<<<<

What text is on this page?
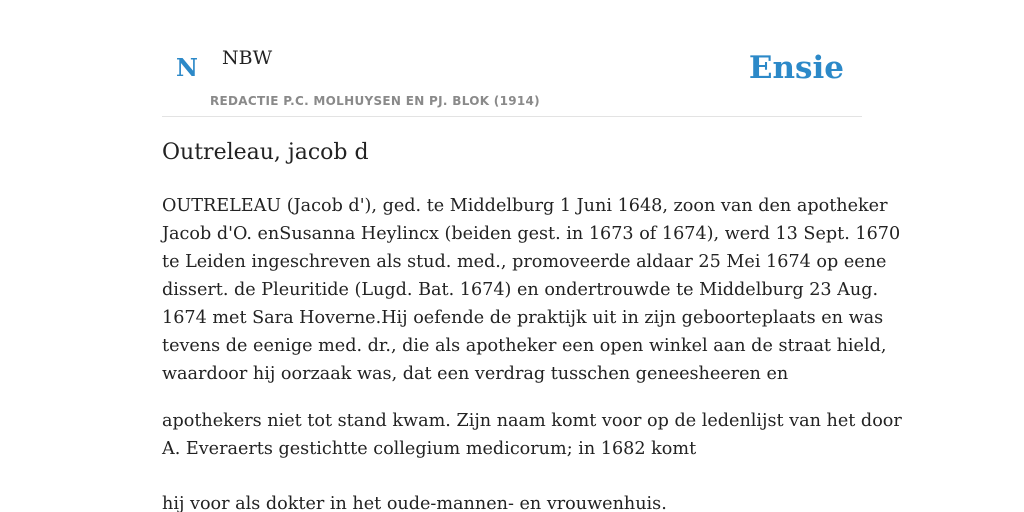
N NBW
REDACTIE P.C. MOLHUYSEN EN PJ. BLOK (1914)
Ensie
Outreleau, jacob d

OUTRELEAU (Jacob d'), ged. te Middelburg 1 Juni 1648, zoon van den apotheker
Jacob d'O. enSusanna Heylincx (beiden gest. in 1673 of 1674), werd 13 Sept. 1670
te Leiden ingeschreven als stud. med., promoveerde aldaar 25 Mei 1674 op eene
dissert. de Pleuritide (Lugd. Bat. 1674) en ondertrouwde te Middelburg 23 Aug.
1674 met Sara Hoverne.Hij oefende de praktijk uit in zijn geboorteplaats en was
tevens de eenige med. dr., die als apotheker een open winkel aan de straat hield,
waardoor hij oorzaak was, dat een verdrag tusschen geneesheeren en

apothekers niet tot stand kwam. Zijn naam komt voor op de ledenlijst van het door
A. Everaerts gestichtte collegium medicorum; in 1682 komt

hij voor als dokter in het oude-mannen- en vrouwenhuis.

>>>>

What the exercise asks:
Copy each line of the entries that includes the word "Middelburg".

Answer for this exercise:
OUTRELEAU (Jacob d'), ged. te Middelburg 1 Juni 1648, zoon van den apotheker
dissert. de Pleuritide (Lugd. Bat. 1674) en ondertrouwde te Middelburg 23 Aug.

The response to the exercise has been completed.